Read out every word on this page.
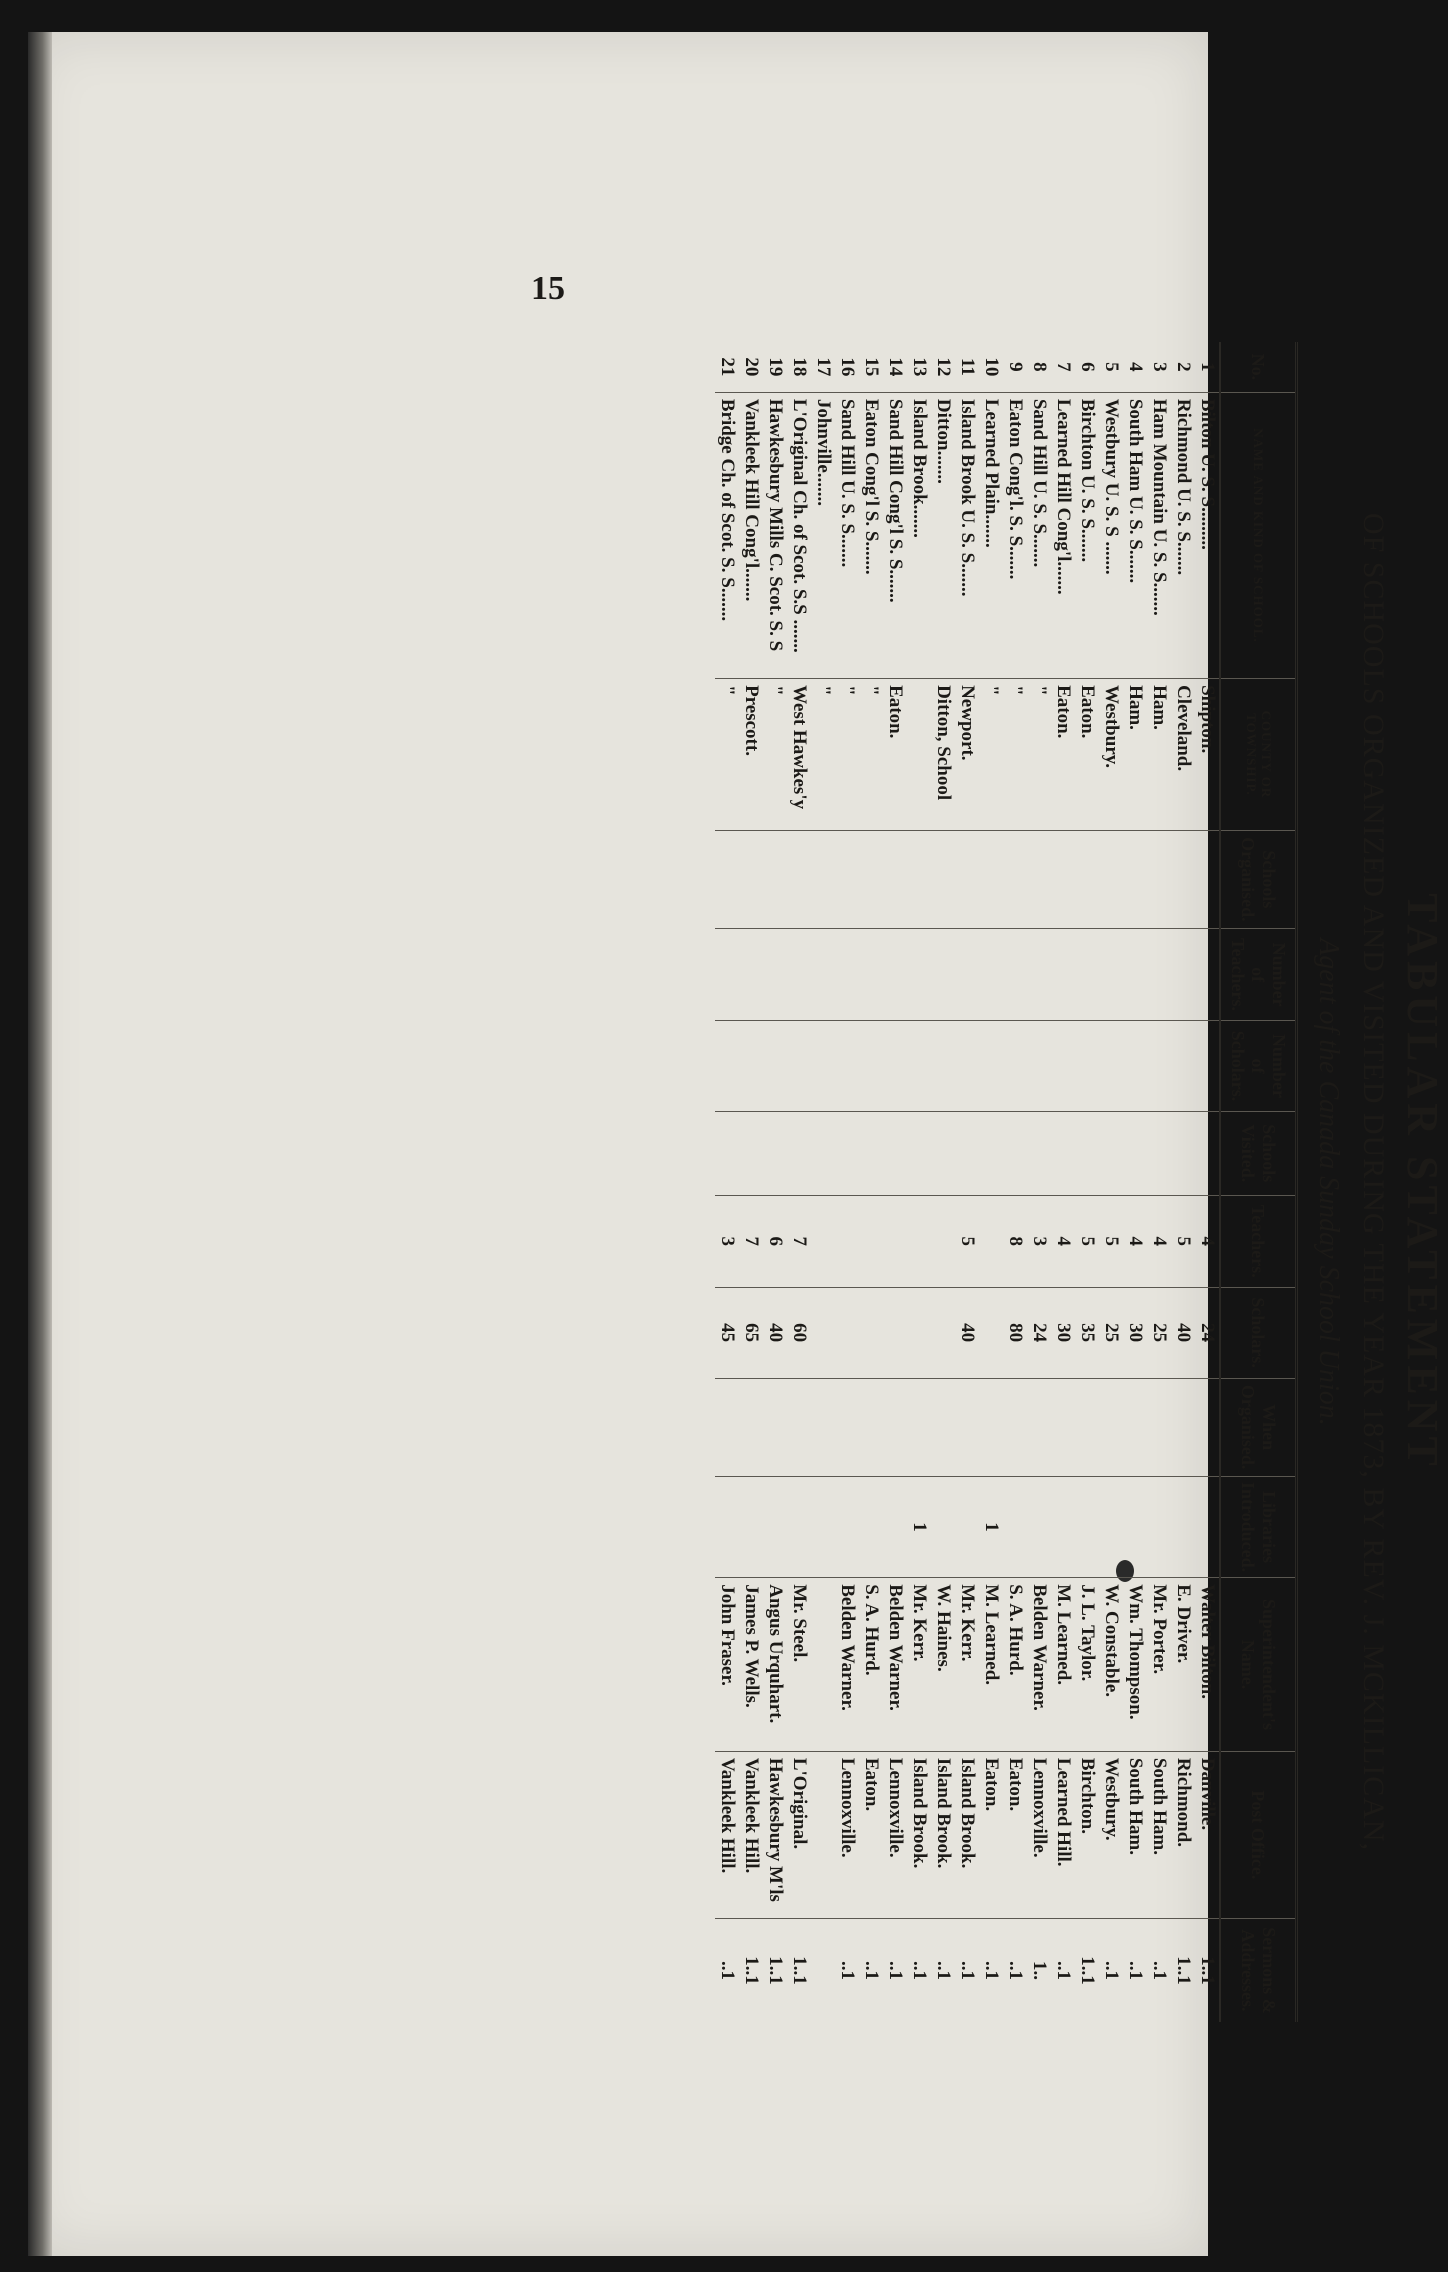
15
TABULAR STATEMENT
OF SCHOOLS ORGANIZED AND VISITED DURING THE YEAR 1873, BY REV. J. MCKILLICAN,
Agent of the Canada Sunday School Union.
No.	NAME AND KIND OF SCHOOL.	COUNTY OR TOWNSHIP.	Schools Organised.	Number of Teachers.	Number of Scholars.	Schools Visited.	Teachers.	Scholars.	When Organised.	Libraries Introduced.	Superintendent's Name.	Post Office.	Sermons & Addresses.
1	Bilton U. S. S.........	Shipton.					4	24			Walter Bilton.	Danville.	1..1
2	Richmond U. S. S.......	Cleveland.					5	40			E. Driver.	Richmond.	1..1
3	Ham Mountain U. S. S.......	Ham.					4	25			Mr. Porter.	South Ham.	..1
4	South Ham U. S. S.......	Ham.					4	30			Wm. Thompson.	South Ham.	..1
5	Westbury U. S. S .......	Westbury.					5	25			W. Constable.	Westbury.	..1
6	Birchton U. S. S.......	Eaton.					5	35			J. L. Taylor.	Birchton.	1..1
7	Learned Hill Cong'l.......	Eaton.					4	30			M. Learned.	Learned Hill.	..1
8	Sand Hill U. S. S.......	"					3	24			Belden Warner.	Lennoxville.	1..
9	Eaton Cong'l. S. S.......	"					8	80			S. A. Hurd.	Eaton.	..1
10	Learned Plain.......	"								1	M. Learned.	Eaton.	..1
11	Island Brook U. S. S.......	Newport.					5	40			Mr. Kerr.	Island Brook.	..1
12	Ditton.......	Ditton, School									W. Haines.	Island Brook.	..1
13	Island Brook.......									1	Mr. Kerr.	Island Brook.	..1
14	Sand Hill Cong'l S. S.......	Eaton.									Belden Warner.	Lennoxville.	..1
15	Eaton Cong'l S. S.......	"									S. A. Hurd.	Eaton.	..1
16	Sand Hill U. S. S.......	"									Belden Warner.	Lennoxville.	..1
17	Johnville.......	"											
18	L'Original Ch. of Scot. S.S .......	West Hawkes'y					7	60			Mr. Steel.	L'Original.	1..1
19	Hawkesbury Mills C. Scot. S. S	"					6	40			Angus Urquhart.	Hawkesbury M'ls	1..1
20	Vankleek Hill Cong'l.......	Prescott.					7	65			James P. Wells.	Vankleek Hill.	1..1
21	Bridge Ch. of Scot. S. S.......	"					3	45			John Fraser.	Vankleek Hill.	..1
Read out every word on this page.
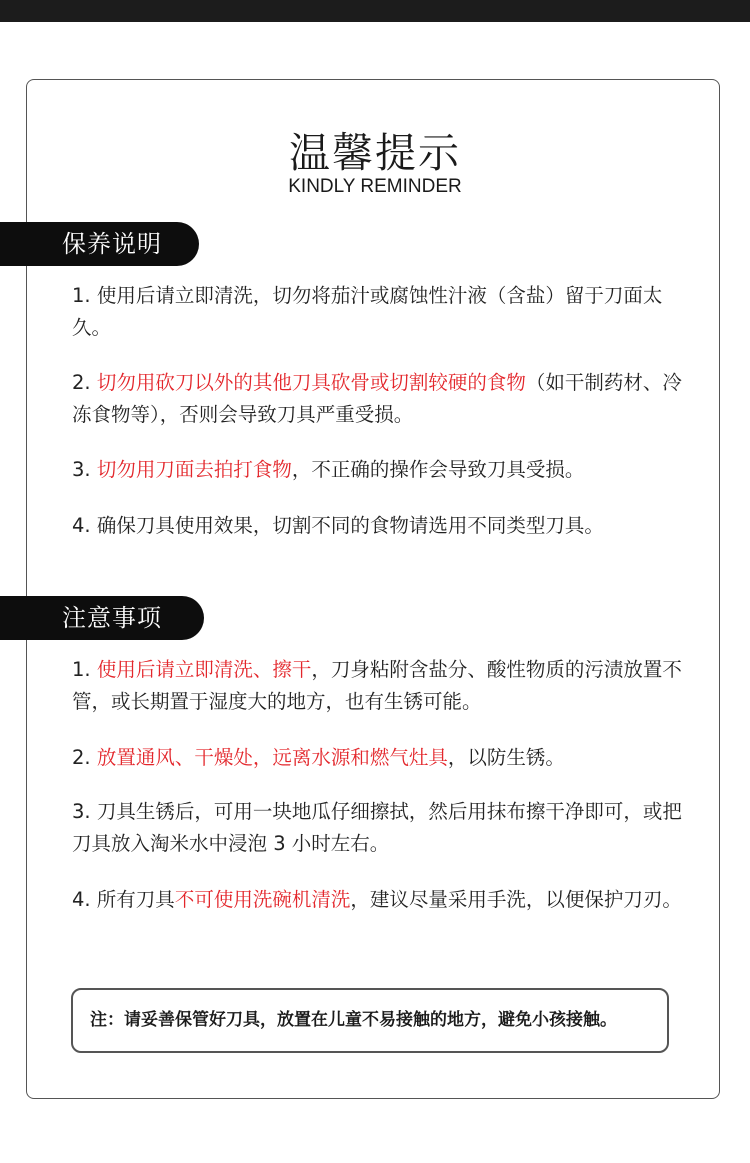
温馨提示
KINDLY REMINDER
保养说明

1. 使用后请立即清洗，切勿将茄汁或腐蚀性汁液（含盐）留于刀面太久。

2. 切勿用砍刀以外的其他刀具砍骨或切割较硬的食物（如干制药材、冷冻食物等），否则会导致刀具严重受损。

3. 切勿用刀面去拍打食物，不正确的操作会导致刀具受损。

4. 确保刀具使用效果，切割不同的食物请选用不同类型刀具。

注意事项

1. 使用后请立即清洗、擦干，刀身粘附含盐分、酸性物质的污渍放置不管，或长期置于湿度大的地方，也有生锈可能。

2. 放置通风、干燥处，远离水源和燃气灶具，以防生锈。

3. 刀具生锈后，可用一块地瓜仔细擦拭，然后用抹布擦干净即可，或把刀具放入淘米水中浸泡 3 小时左右。

4. 所有刀具不可使用洗碗机清洗，建议尽量采用手洗，以便保护刀刃。

注：请妥善保管好刀具，放置在儿童不易接触的地方，避免小孩接触。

+ + +

**WHAT YOU SHOULD DO:** Copy each line of the listing in which the word "Learned" can be found.

**WRITTEN RESPONSE:**
7	Learned Hill Cong'l.......	Eaton.					4	30			M. Learned.	Learned Hill.	..1
10	Learned Plain.......	"								1	M. Learned.	Eaton.	..1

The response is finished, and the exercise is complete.